### Work to be completed
Take from the listing each line that has the string "Battery".

Lines of data

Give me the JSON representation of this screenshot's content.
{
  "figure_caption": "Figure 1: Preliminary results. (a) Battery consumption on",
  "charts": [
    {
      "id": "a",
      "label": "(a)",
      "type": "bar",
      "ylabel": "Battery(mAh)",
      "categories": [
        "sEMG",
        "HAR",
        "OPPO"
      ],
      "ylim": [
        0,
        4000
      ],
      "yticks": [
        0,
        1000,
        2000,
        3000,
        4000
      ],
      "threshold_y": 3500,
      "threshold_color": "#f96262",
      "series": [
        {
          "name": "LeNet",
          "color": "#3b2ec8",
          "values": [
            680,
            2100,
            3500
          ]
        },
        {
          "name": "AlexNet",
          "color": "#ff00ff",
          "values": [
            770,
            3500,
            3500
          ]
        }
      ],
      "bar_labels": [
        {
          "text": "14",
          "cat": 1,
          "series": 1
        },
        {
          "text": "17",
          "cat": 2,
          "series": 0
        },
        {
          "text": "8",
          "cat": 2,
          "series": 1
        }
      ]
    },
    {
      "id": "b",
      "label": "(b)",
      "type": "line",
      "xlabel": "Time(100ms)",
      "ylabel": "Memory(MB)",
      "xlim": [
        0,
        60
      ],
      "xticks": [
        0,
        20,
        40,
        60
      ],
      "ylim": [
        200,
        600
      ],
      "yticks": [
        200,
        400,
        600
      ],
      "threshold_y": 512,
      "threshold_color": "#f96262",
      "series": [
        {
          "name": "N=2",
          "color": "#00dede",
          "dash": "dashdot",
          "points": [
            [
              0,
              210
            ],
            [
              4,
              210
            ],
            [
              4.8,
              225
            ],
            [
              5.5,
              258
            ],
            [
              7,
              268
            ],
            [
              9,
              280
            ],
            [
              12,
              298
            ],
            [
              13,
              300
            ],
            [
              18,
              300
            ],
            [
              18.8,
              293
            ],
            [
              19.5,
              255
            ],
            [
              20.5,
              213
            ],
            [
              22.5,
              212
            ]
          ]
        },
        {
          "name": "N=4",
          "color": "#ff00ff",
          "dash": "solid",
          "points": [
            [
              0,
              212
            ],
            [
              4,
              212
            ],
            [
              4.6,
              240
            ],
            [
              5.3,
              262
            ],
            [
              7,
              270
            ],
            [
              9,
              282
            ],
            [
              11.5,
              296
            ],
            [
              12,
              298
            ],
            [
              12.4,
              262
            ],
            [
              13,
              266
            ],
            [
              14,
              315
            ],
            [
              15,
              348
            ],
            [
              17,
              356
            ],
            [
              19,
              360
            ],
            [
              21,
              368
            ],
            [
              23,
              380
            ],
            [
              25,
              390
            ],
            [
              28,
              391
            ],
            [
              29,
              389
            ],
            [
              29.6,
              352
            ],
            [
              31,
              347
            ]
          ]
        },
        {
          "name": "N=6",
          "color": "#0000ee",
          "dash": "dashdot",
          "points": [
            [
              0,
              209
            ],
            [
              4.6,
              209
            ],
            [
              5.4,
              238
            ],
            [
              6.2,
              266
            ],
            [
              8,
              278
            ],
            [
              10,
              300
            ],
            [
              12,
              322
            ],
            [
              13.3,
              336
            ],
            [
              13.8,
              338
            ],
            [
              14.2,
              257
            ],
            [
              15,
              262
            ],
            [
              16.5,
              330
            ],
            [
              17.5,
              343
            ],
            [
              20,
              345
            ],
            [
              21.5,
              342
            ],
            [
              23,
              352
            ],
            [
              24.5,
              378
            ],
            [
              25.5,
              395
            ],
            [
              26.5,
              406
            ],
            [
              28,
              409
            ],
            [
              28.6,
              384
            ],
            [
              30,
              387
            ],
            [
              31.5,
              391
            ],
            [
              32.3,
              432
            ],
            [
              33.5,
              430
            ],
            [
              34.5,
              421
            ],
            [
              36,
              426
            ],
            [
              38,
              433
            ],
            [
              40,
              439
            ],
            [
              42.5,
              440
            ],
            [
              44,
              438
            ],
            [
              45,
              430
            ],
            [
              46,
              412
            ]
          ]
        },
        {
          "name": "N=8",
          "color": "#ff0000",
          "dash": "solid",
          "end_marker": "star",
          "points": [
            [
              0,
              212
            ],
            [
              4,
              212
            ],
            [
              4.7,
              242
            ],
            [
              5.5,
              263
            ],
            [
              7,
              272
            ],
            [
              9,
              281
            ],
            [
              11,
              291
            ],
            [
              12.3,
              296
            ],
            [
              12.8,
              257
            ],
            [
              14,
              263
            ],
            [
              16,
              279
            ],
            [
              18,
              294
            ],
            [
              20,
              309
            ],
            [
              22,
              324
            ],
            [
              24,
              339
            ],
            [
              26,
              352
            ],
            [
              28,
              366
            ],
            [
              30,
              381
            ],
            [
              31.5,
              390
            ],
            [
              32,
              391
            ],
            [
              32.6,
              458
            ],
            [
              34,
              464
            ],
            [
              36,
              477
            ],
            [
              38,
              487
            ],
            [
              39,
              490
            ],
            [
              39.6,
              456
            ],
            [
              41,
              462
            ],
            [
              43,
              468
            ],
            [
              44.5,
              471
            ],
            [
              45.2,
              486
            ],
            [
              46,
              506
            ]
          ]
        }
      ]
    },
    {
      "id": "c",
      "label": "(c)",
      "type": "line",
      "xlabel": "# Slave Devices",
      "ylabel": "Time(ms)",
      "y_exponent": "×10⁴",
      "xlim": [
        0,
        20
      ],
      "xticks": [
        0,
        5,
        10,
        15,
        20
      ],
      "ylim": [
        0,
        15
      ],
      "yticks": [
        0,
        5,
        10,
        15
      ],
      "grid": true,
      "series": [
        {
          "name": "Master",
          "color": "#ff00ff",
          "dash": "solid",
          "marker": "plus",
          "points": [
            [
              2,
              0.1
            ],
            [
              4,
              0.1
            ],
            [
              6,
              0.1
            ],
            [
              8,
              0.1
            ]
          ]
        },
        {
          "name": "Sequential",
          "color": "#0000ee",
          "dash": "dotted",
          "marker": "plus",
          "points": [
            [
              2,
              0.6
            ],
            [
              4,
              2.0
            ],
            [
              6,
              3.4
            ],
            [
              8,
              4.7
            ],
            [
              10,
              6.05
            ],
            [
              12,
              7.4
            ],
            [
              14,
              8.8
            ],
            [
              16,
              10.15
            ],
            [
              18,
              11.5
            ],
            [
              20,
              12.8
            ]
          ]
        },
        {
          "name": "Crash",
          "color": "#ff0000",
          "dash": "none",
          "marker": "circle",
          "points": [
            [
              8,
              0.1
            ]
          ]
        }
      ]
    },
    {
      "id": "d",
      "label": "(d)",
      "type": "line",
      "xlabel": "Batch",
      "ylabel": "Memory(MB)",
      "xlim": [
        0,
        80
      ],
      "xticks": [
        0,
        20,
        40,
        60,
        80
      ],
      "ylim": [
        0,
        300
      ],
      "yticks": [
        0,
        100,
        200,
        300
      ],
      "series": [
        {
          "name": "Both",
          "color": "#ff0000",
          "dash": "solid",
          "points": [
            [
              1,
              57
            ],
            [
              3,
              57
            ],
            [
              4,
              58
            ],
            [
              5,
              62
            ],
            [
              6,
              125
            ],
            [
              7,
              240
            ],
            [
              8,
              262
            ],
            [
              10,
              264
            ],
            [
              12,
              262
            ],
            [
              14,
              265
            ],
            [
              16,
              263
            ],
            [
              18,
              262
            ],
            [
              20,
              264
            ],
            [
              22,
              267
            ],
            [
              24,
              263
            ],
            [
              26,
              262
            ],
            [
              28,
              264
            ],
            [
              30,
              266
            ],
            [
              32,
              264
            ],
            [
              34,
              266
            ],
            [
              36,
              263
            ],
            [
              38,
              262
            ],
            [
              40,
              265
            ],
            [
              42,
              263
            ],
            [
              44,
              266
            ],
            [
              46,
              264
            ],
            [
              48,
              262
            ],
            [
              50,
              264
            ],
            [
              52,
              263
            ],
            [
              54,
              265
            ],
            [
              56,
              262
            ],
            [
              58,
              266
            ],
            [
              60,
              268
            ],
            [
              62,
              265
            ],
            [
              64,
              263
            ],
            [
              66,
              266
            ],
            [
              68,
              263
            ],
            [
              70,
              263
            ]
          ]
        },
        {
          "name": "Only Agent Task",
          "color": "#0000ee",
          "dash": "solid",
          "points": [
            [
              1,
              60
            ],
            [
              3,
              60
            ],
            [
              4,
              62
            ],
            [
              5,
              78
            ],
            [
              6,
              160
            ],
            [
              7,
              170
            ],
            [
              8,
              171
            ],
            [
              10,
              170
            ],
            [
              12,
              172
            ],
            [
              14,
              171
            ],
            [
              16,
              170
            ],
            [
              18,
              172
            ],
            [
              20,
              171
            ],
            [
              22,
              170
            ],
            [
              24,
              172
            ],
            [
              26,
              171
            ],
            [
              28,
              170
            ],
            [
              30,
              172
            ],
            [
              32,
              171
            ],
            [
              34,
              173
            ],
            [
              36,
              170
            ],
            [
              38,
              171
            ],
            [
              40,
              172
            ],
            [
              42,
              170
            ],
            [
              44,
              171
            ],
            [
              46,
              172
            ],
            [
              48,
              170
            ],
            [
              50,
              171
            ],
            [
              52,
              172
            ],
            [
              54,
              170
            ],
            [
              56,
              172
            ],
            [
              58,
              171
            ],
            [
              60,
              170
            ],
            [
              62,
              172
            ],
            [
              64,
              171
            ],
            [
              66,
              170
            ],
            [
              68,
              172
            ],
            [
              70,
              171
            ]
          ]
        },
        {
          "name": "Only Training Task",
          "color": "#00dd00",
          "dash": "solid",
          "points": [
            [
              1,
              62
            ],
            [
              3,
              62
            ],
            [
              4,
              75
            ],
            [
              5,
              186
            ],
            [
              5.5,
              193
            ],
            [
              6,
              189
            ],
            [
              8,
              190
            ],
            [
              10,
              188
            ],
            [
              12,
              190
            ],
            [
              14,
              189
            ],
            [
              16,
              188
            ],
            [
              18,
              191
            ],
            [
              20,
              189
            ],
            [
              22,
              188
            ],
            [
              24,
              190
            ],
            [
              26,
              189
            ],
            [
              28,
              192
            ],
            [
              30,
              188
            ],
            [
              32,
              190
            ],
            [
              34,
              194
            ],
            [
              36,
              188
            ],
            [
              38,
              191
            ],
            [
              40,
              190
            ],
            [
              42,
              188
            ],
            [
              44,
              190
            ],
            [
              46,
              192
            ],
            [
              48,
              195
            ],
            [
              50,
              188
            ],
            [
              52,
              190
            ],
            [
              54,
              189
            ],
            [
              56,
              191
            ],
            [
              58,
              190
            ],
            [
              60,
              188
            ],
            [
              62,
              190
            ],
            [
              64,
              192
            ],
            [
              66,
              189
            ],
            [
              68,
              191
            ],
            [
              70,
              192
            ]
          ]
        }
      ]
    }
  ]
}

### Correct result
  "figure_caption": "Figure 1: Preliminary results. (a) Battery consumption on",
      "ylabel": "Battery(mAh)",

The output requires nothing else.